What is being asked
Exact repetition of every entry is required.

::::

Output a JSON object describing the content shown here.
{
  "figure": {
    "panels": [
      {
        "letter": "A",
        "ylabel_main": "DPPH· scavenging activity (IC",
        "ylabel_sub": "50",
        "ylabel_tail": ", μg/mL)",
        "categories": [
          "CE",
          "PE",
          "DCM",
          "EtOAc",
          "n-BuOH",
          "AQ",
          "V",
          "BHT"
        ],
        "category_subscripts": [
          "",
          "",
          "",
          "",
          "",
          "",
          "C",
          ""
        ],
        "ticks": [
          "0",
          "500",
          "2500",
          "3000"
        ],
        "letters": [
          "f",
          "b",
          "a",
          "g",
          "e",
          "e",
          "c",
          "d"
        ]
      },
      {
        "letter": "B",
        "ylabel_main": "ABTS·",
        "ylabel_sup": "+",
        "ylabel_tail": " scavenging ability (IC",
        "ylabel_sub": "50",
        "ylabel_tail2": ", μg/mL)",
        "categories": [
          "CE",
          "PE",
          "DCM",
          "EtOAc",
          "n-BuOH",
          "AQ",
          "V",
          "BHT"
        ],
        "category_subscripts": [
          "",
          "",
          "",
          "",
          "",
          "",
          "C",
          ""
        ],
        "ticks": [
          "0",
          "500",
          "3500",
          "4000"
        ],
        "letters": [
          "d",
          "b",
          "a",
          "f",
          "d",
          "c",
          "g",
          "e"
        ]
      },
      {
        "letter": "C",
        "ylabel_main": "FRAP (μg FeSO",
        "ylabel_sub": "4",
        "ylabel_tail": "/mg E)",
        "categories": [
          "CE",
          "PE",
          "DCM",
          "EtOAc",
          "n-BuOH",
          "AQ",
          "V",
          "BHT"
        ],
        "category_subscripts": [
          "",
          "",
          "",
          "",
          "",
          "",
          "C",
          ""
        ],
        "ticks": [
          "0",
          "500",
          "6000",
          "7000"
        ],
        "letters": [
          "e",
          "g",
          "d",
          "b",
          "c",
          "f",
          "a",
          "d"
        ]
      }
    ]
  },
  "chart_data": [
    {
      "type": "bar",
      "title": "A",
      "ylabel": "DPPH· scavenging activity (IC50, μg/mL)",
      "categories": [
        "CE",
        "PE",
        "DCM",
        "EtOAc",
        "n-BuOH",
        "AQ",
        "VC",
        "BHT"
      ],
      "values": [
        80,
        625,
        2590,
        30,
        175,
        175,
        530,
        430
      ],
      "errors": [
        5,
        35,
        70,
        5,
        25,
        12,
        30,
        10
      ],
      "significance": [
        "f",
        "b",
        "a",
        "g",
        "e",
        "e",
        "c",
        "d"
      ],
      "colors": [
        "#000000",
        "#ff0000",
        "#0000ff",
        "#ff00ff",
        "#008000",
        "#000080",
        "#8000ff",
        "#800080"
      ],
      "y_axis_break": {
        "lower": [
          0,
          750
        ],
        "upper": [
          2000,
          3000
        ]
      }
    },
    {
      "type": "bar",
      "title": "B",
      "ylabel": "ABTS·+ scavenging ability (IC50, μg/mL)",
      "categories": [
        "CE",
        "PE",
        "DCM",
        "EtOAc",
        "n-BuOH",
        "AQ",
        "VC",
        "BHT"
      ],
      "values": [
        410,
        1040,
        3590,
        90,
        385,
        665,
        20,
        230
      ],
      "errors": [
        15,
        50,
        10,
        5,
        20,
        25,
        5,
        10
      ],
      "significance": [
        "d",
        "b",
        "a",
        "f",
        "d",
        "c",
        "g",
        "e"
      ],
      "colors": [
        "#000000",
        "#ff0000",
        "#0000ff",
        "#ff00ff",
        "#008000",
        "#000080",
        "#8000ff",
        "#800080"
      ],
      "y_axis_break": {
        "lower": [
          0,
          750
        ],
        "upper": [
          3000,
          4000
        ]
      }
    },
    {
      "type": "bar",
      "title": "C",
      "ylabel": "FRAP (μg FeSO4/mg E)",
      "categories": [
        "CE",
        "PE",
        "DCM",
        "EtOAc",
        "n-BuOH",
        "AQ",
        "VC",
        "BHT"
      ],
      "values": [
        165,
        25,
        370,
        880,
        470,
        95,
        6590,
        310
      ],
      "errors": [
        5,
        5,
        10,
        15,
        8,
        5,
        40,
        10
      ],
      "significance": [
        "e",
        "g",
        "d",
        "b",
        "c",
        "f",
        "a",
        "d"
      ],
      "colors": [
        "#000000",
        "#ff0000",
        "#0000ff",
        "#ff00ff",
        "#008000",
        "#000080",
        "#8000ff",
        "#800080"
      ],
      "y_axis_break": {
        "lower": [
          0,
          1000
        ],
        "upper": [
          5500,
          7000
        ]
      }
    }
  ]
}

::::

Solved exercise
Output a JSON object describing the content shown here.
{
  "figure": {
    "panels": [
      {
        "letter": "A",
        "ylabel_main": "DPPH· scavenging activity (IC",
        "ylabel_sub": "50",
        "ylabel_tail": ", μg/mL)",
        "categories": [
          "CE",
          "PE",
          "DCM",
          "EtOAc",
          "n-BuOH",
          "AQ",
          "V",
          "BHT"
        ],
        "category_subscripts": [
          "",
          "",
          "",
          "",
          "",
          "",
          "C",
          ""
        ],
        "ticks": [
          "0",
          "500",
          "2500",
          "3000"
        ],
        "letters": [
          "f",
          "b",
          "a",
          "g",
          "e",
          "e",
          "c",
          "d"
        ]
      },
      {
        "letter": "B",
        "ylabel_main": "ABTS·",
        "ylabel_sup": "+",
        "ylabel_tail": " scavenging ability (IC",
        "ylabel_sub": "50",
        "ylabel_tail2": ", μg/mL)",
        "categories": [
          "CE",
          "PE",
          "DCM",
          "EtOAc",
          "n-BuOH",
          "AQ",
          "V",
          "BHT"
        ],
        "category_subscripts": [
          "",
          "",
          "",
          "",
          "",
          "",
          "C",
          ""
        ],
        "ticks": [
          "0",
          "500",
          "3500",
          "4000"
        ],
        "letters": [
          "d",
          "b",
          "a",
          "f",
          "d",
          "c",
          "g",
          "e"
        ]
      },
      {
        "letter": "C",
        "ylabel_main": "FRAP (μg FeSO",
        "ylabel_sub": "4",
        "ylabel_tail": "/mg E)",
        "categories": [
          "CE",
          "PE",
          "DCM",
          "EtOAc",
          "n-BuOH",
          "AQ",
          "V",
          "BHT"
        ],
        "category_subscripts": [
          "",
          "",
          "",
          "",
          "",
          "",
          "C",
          ""
        ],
        "ticks": [
          "0",
          "500",
          "6000",
          "7000"
        ],
        "letters": [
          "e",
          "g",
          "d",
          "b",
          "c",
          "f",
          "a",
          "d"
        ]
      }
    ]
  },
  "chart_data": [
    {
      "type": "bar",
      "title": "A",
      "ylabel": "DPPH· scavenging activity (IC50, μg/mL)",
      "categories": [
        "CE",
        "PE",
        "DCM",
        "EtOAc",
        "n-BuOH",
        "AQ",
        "VC",
        "BHT"
      ],
      "values": [
        80,
        625,
        2590,
        30,
        175,
        175,
        530,
        430
      ],
      "errors": [
        5,
        35,
        70,
        5,
        25,
        12,
        30,
        10
      ],
      "significance": [
        "f",
        "b",
        "a",
        "g",
        "e",
        "e",
        "c",
        "d"
      ],
      "colors": [
        "#000000",
        "#ff0000",
        "#0000ff",
        "#ff00ff",
        "#008000",
        "#000080",
        "#8000ff",
        "#800080"
      ],
      "y_axis_break": {
        "lower": [
          0,
          750
        ],
        "upper": [
          2000,
          3000
        ]
      }
    },
    {
      "type": "bar",
      "title": "B",
      "ylabel": "ABTS·+ scavenging ability (IC50, μg/mL)",
      "categories": [
        "CE",
        "PE",
        "DCM",
        "EtOAc",
        "n-BuOH",
        "AQ",
        "VC",
        "BHT"
      ],
      "values": [
        410,
        1040,
        3590,
        90,
        385,
        665,
        20,
        230
      ],
      "errors": [
        15,
        50,
        10,
        5,
        20,
        25,
        5,
        10
      ],
      "significance": [
        "d",
        "b",
        "a",
        "f",
        "d",
        "c",
        "g",
        "e"
      ],
      "colors": [
        "#000000",
        "#ff0000",
        "#0000ff",
        "#ff00ff",
        "#008000",
        "#000080",
        "#8000ff",
        "#800080"
      ],
      "y_axis_break": {
        "lower": [
          0,
          750
        ],
        "upper": [
          3000,
          4000
        ]
      }
    },
    {
      "type": "bar",
      "title": "C",
      "ylabel": "FRAP (μg FeSO4/mg E)",
      "categories": [
        "CE",
        "PE",
        "DCM",
        "EtOAc",
        "n-BuOH",
        "AQ",
        "VC",
        "BHT"
      ],
      "values": [
        165,
        25,
        370,
        880,
        470,
        95,
        6590,
        310
      ],
      "errors": [
        5,
        5,
        10,
        15,
        8,
        5,
        40,
        10
      ],
      "significance": [
        "e",
        "g",
        "d",
        "b",
        "c",
        "f",
        "a",
        "d"
      ],
      "colors": [
        "#000000",
        "#ff0000",
        "#0000ff",
        "#ff00ff",
        "#008000",
        "#000080",
        "#8000ff",
        "#800080"
      ],
      "y_axis_break": {
        "lower": [
          0,
          1000
        ],
        "upper": [
          5500,
          7000
        ]
      }
    }
  ]
}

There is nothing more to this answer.